Reproduce the rows below verbatim, starting at the first row and ending at the row that contains "eksport-label-c: port — [75, 20, 95, 32]".

▽

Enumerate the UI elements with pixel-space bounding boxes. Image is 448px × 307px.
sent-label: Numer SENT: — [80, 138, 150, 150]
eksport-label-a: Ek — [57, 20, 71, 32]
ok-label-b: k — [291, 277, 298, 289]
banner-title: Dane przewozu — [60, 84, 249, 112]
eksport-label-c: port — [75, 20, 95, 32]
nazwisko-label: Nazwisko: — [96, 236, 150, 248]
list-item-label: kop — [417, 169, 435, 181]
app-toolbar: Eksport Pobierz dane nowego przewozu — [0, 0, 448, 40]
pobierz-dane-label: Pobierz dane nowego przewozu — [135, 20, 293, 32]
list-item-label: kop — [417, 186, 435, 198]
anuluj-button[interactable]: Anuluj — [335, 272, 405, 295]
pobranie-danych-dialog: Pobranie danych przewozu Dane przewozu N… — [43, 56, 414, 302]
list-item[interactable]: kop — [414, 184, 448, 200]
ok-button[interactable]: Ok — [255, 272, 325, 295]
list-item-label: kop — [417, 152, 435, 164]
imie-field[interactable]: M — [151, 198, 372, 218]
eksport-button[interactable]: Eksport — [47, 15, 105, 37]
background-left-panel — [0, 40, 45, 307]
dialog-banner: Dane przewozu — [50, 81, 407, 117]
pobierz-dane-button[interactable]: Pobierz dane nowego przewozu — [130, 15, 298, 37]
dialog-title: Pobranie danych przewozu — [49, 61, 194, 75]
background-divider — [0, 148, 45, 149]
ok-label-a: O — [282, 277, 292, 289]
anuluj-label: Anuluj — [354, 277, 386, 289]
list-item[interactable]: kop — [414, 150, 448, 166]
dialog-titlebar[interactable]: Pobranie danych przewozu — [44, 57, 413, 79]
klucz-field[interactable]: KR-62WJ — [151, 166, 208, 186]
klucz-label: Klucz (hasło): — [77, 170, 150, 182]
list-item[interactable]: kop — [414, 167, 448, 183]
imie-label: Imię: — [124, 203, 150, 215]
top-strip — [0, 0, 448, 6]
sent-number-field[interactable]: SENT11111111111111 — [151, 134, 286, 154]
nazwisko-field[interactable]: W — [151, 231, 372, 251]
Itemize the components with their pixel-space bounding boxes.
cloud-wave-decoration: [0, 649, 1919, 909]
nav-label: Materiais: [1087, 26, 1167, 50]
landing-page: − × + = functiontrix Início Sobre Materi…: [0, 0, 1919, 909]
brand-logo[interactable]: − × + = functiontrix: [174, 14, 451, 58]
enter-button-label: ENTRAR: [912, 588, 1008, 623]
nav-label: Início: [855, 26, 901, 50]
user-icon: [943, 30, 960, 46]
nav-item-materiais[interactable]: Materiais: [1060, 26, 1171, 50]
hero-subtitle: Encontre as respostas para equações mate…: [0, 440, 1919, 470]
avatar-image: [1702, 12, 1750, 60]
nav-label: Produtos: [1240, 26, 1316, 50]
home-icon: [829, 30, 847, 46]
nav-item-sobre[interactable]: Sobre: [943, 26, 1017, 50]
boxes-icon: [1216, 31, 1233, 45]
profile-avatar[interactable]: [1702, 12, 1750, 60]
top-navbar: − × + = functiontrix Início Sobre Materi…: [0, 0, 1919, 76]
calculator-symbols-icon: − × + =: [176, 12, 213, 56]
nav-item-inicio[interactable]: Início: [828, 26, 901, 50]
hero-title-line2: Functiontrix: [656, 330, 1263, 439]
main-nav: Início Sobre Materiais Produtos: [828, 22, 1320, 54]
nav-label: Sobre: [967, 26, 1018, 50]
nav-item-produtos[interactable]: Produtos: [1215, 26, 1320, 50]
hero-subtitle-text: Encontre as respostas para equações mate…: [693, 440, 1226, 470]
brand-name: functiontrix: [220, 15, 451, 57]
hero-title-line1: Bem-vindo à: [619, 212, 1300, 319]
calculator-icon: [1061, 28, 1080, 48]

△

* **RESPONSE TO THE TASK**:
Enumerate the UI elements with pixel-space bounding boxes. Image is 448px × 307px.
sent-label: Numer SENT: — [80, 138, 150, 150]
eksport-label-a: Ek — [57, 20, 71, 32]
ok-label-b: k — [291, 277, 298, 289]
banner-title: Dane przewozu — [60, 84, 249, 112]
eksport-label-c: port — [75, 20, 95, 32]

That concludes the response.